To do. Check each line of the records below for the word "numquam" and copy those where it appears.

Provided data.
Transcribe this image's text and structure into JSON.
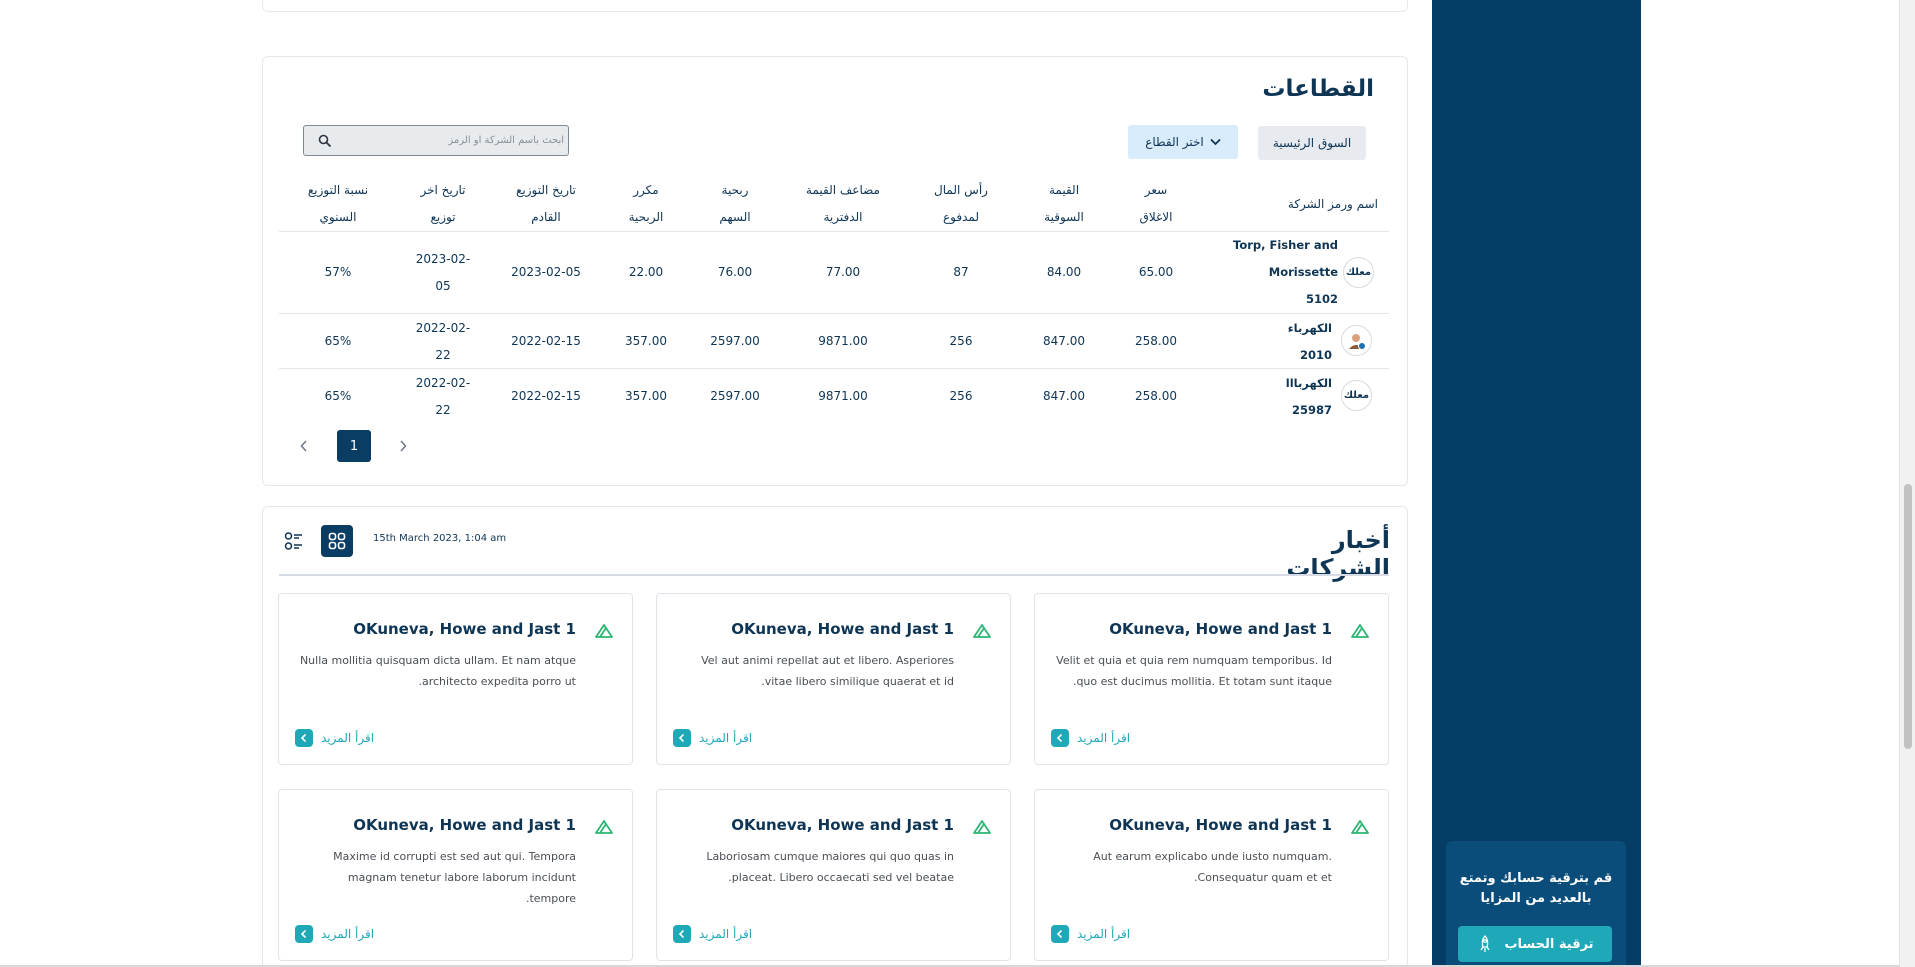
{
  "sectors": {
    "title": "القطاعات",
    "main_market_label": "السوق الرئيسية",
    "sector_select_label": "اختر القطاع",
    "search_placeholder": "ابحث باسم الشركة او الرمز",
    "headers": [
      [
        "اسم ورمز الشركة"
      ],
      [
        "سعر",
        "الاغلاق"
      ],
      [
        "القيمة",
        "السوقية"
      ],
      [
        "رأس المال",
        "لمدفوع"
      ],
      [
        "مضاعف القيمة",
        "الدفترية"
      ],
      [
        "ربحية",
        "السهم"
      ],
      [
        "مكرر",
        "الربحية"
      ],
      [
        "تاريخ التوزيع",
        "القادم"
      ],
      [
        "تاريخ اخر",
        "توزيع"
      ],
      [
        "نسبة التوزيع",
        "السنوي"
      ]
    ],
    "rows": [
      {
        "company_lines": [
          "Torp, Fisher and",
          "Morissette",
          "5102"
        ],
        "logo": "معلك",
        "close_price": "65.00",
        "market_value": "84.00",
        "paid_capital": "87",
        "book_multiplier": "77.00",
        "eps": "76.00",
        "pe": "22.00",
        "next_dist": "2023-02-05",
        "last_dist_lines": [
          "2023-02-",
          "05"
        ],
        "annual_ratio": "57%"
      },
      {
        "company_lines": [
          "الكهرباء",
          "2010"
        ],
        "logo": "avatar",
        "close_price": "258.00",
        "market_value": "847.00",
        "paid_capital": "256",
        "book_multiplier": "9871.00",
        "eps": "2597.00",
        "pe": "357.00",
        "next_dist": "2022-02-15",
        "last_dist_lines": [
          "2022-02-",
          "22"
        ],
        "annual_ratio": "65%"
      },
      {
        "company_lines": [
          "الكهربااا",
          "25987"
        ],
        "logo": "معلك",
        "close_price": "258.00",
        "market_value": "847.00",
        "paid_capital": "256",
        "book_multiplier": "9871.00",
        "eps": "2597.00",
        "pe": "357.00",
        "next_dist": "2022-02-15",
        "last_dist_lines": [
          "2022-02-",
          "22"
        ],
        "annual_ratio": "65%"
      }
    ],
    "pagination": {
      "current": "1"
    }
  },
  "news": {
    "title": "أخبار الشركات",
    "date": "15th March 2023, 1:04 am",
    "read_more_label": "اقرأ المزيد",
    "items": [
      {
        "title": "OKuneva, Howe and Jast 1",
        "text": "Velit et quia et quia rem numquam temporibus. Id quo est ducimus mollitia. Et totam sunt itaque."
      },
      {
        "title": "OKuneva, Howe and Jast 1",
        "text": "Vel aut animi repellat aut et libero. Asperiores vitae libero similique quaerat et id."
      },
      {
        "title": "OKuneva, Howe and Jast 1",
        "text": "Nulla mollitia quisquam dicta ullam. Et nam atque architecto expedita porro ut."
      },
      {
        "title": "OKuneva, Howe and Jast 1",
        "text": "Aut earum explicabo unde iusto numquam. Consequatur quam et et."
      },
      {
        "title": "OKuneva, Howe and Jast 1",
        "text": "Laboriosam cumque maiores qui quo quas in placeat. Libero occaecati sed vel beatae."
      },
      {
        "title": "OKuneva, Howe and Jast 1",
        "text": "Maxime id corrupti est sed aut qui. Tempora magnam tenetur labore laborum incidunt tempore."
      }
    ]
  },
  "sidebar": {
    "upgrade_text_line1": "قم بترقية حسابك وتمتع",
    "upgrade_text_line2": "بالعديد من المزايا",
    "upgrade_button": "ترقية الحساب"
  },
  "colors": {
    "navy": "#063d66",
    "teal": "#1fa8b8",
    "text": "#0f3555",
    "news_logo_green": "#2bb673"
  }
}
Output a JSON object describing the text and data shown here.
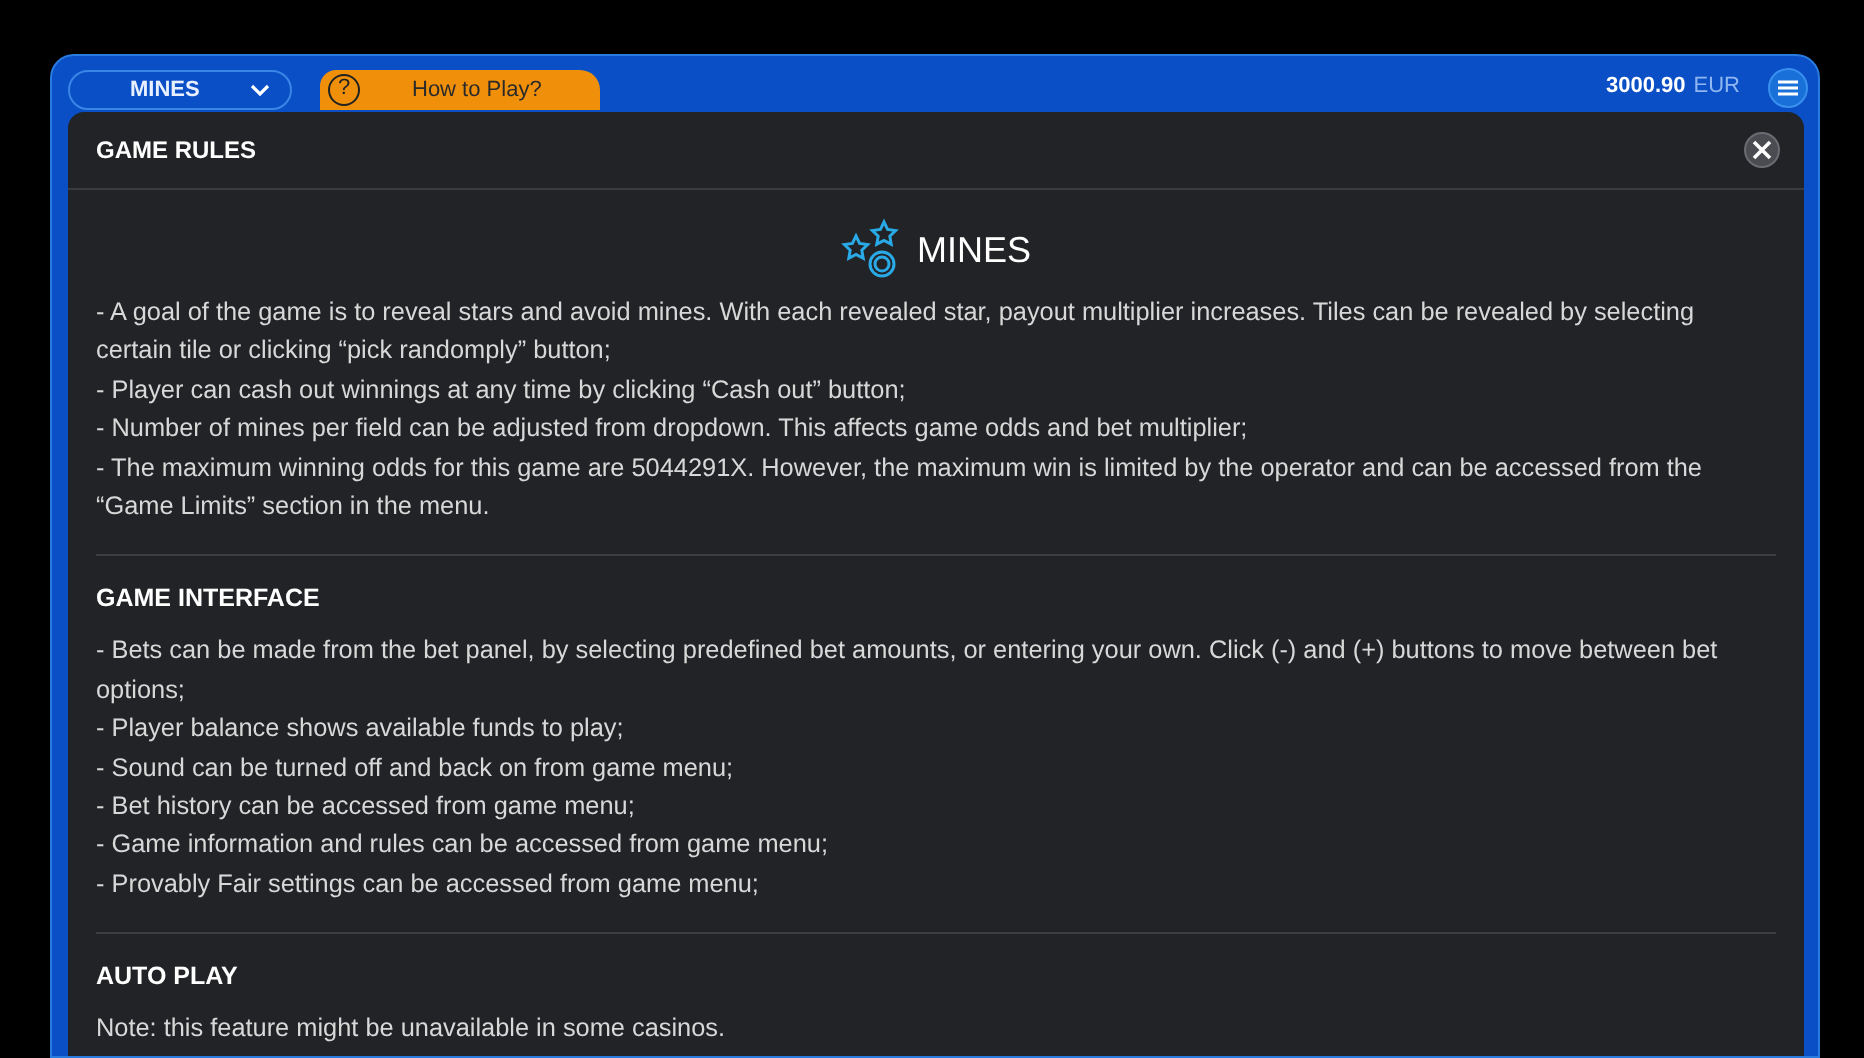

Answer to this problem.
        "text": "Velit et quia et quia rem numquam temporibus. Id quo est ducimus mollitia. Et totam sunt itaque."
        "text": "Aut earum explicabo unde iusto numquam. Consequatur quam et et."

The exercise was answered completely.